Only a number is expected: how many lines in the data below contain the word "전자통관시스템".

(Data entries):
******************************
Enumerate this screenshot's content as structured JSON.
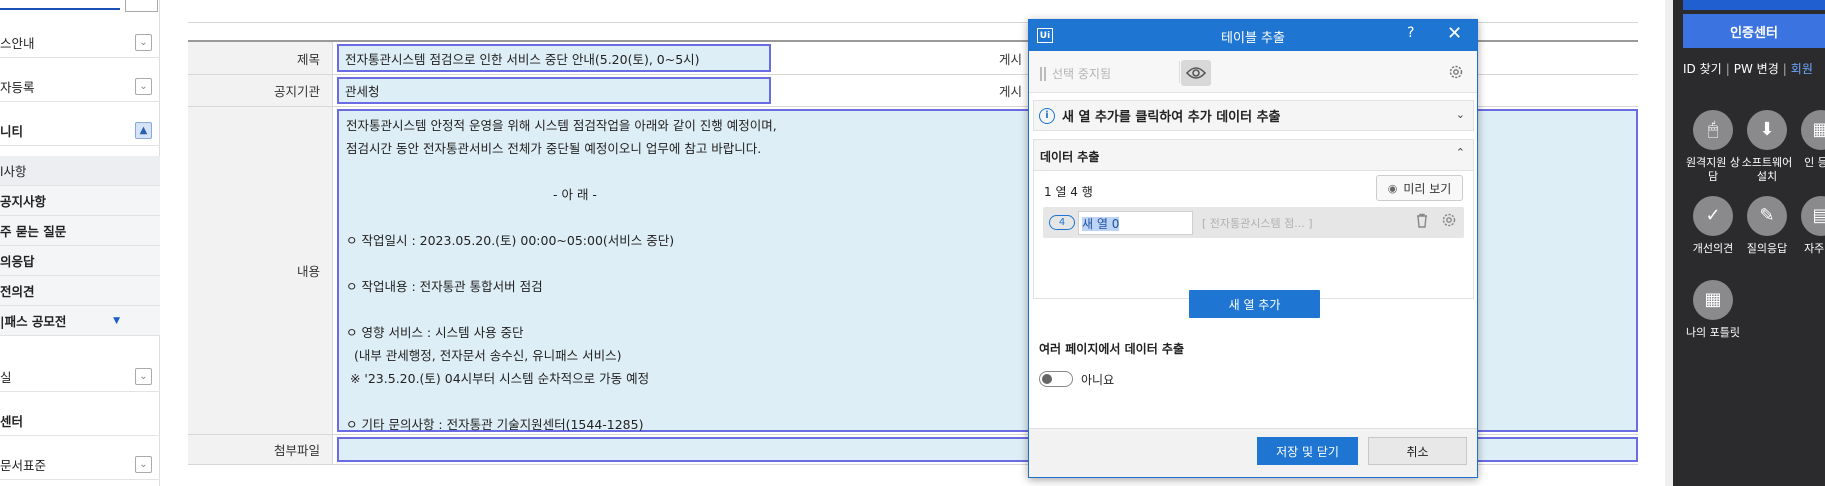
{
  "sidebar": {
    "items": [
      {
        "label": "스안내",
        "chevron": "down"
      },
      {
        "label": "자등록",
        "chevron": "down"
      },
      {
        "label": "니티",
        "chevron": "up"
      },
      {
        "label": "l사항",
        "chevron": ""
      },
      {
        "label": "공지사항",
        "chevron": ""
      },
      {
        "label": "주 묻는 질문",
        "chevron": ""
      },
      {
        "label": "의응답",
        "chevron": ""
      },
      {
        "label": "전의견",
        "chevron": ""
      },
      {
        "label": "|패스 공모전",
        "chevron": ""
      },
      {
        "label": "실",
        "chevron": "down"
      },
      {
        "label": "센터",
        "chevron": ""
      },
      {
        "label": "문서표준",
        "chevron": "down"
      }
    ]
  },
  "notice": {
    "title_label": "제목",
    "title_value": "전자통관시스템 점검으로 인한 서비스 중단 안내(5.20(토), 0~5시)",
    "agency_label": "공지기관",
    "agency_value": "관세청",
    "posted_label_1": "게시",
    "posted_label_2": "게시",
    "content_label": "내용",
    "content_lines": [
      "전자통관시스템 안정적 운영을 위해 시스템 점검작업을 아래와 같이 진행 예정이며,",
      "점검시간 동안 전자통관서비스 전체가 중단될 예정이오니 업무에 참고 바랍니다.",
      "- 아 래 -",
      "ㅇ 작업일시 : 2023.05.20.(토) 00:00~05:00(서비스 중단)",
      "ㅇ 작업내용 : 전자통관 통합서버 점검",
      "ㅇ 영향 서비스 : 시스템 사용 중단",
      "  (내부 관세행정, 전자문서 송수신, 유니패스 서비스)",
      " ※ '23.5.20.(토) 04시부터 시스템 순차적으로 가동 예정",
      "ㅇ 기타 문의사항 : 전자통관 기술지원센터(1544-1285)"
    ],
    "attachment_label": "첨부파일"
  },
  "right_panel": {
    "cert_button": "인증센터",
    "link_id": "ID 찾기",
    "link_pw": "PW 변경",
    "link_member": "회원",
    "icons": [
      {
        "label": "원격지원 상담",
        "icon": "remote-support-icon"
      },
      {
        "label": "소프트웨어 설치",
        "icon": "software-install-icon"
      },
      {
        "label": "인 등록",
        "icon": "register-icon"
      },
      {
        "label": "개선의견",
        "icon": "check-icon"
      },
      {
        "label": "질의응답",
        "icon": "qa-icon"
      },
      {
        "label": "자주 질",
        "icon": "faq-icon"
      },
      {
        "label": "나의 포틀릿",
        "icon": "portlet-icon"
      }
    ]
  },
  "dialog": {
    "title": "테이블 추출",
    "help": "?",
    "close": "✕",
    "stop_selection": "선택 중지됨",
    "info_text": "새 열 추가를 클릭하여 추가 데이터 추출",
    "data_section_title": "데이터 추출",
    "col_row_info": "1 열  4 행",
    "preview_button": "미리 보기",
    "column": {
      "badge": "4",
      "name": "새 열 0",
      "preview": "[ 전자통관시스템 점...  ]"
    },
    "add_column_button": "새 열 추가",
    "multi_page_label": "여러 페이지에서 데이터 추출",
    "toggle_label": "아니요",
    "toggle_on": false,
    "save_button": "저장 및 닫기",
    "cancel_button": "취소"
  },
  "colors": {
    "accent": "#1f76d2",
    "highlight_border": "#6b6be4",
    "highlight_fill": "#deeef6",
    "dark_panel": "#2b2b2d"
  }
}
******************************
(Result for this task): 3